→ **Supplied text**
* begin *
Snyder’s film was less financially successful than Schumacher’s dreadful Batman, the first movie I ever walked out of, but it was a much better movie. Roger Ebert gave it 4/4 stars, calling it “a compelling visceral film … that evokes the feel of a graphic novel.” Suddenly, “The Beginning Is the End Is the Beginning” was a hit. After a decade and a half of irrelevance, it was on the Top 100 on iTunes.

Corgan explained that the visuals of Snyder’s film seemed to connect people to the music, turning the song from a “nothing, nobody gave a s***, to an instant classic.” The rediscovered gem taught the Pumpkins frontman something important.

“It’s not up to us to assess value,” Corgan said.

He’s right, and the insight carries a deeper economic lesson. Whether you’re a musician, craftsman, or vacuum salesman, you don’t determine the value of your product. Consumers do, through the marketplace. Whether he realized it or not, Corgan is describing one of the most important ideas in economics.
* end *
→ **Given entries**
* begin *
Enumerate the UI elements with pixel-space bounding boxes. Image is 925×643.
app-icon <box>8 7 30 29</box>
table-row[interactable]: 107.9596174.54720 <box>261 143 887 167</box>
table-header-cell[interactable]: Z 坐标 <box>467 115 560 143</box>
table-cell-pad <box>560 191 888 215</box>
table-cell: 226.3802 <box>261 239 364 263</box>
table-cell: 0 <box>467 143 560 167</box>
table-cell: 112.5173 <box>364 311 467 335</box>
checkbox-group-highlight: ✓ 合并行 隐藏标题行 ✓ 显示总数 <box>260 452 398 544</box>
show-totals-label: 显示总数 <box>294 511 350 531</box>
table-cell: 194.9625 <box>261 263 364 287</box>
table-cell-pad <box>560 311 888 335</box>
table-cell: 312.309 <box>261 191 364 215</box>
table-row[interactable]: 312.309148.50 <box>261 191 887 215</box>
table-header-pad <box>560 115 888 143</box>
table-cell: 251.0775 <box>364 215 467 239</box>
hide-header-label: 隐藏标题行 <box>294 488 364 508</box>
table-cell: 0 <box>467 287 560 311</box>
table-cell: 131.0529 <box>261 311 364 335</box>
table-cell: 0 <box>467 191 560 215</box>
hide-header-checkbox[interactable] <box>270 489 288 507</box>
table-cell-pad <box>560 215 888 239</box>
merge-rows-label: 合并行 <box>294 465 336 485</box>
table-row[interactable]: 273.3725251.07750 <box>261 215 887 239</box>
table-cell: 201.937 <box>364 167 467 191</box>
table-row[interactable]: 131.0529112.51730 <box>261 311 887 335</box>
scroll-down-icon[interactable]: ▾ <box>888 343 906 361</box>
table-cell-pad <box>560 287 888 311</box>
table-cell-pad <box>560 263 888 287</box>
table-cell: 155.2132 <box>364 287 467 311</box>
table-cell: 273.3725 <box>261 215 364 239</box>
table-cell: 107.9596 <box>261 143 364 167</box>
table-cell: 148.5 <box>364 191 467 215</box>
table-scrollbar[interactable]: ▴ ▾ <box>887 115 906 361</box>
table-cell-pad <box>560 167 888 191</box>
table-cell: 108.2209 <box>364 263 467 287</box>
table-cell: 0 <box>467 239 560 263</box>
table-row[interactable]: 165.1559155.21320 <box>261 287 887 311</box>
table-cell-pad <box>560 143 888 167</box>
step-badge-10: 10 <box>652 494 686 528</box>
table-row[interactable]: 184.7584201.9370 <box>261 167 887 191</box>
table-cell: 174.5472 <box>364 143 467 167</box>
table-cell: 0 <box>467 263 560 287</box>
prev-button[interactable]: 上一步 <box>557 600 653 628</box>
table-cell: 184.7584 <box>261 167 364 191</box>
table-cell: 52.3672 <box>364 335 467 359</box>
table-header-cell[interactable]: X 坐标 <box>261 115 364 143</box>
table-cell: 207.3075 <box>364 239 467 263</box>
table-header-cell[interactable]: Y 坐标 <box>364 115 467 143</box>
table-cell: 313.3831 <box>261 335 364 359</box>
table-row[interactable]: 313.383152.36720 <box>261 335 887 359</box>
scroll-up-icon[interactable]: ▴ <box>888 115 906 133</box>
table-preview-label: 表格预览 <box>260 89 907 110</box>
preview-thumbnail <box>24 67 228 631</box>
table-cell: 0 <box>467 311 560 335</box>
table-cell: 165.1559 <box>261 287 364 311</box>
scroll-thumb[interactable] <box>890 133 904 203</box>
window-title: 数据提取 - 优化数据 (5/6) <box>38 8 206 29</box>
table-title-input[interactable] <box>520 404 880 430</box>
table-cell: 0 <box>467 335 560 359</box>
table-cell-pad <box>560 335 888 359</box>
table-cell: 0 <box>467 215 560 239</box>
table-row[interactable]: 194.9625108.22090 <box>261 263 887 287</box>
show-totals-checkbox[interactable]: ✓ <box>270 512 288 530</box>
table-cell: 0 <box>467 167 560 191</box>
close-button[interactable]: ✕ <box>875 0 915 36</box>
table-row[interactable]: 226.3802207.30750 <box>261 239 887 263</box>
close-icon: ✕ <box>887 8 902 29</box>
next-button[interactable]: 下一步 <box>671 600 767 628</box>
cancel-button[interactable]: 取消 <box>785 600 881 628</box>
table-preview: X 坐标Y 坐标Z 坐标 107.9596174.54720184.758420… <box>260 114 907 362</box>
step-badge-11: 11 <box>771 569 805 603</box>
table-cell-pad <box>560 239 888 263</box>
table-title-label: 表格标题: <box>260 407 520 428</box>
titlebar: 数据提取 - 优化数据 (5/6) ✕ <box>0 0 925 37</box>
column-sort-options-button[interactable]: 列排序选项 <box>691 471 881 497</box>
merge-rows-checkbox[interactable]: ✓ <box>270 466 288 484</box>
* end *
→ **Problem statement**
Pick up the text about Corgan's song and the value lesson where it stops, and write what comes next. The rows have nothing to do with the text about Corgan's song.

→ **Response**
Subjective value is an idea as old as humanity, but it was named during the Marginal Revolution of the 1870s by three economists working independently — Carl Menger of Austria, William Stanley Jevons of England, and Leon Walras of Switzerland. What Menger, Jevons, and Walras knew is what Corgan discovered: The worth of a good or service is not inherent in the object itself. Nor is value determined by how hard its maker worked or how much labor was put into it, though some Marxists have trouble giving up on that idea.

Many people, including economists, struggle to fully grasp the idea that value doesn’t reside in things themselves. Instead, value comes from how individuals perceive and prioritize goods in a particular time and place. The idea sits at the center of economics, and it helps us understand why exchange makes the world prosperous.

Subjective value is implicit in trade itself. Voluntary trades only happen because one person values what he’s getting more than he values what he’s giving up — and the same must be true for the other person.

People value different things. Many people are happy to pay $10,000 for Taylor Swift concert tickets. I, on the other hand, wouldn’t pay $100 to see her perform because I’m not a fan of her music. Prices help us determine how other people value the goods and services in a marketplace, but the value isn’t inherent. And it isn’t determined by how hard somebody worked on something. It’s determined by consumers.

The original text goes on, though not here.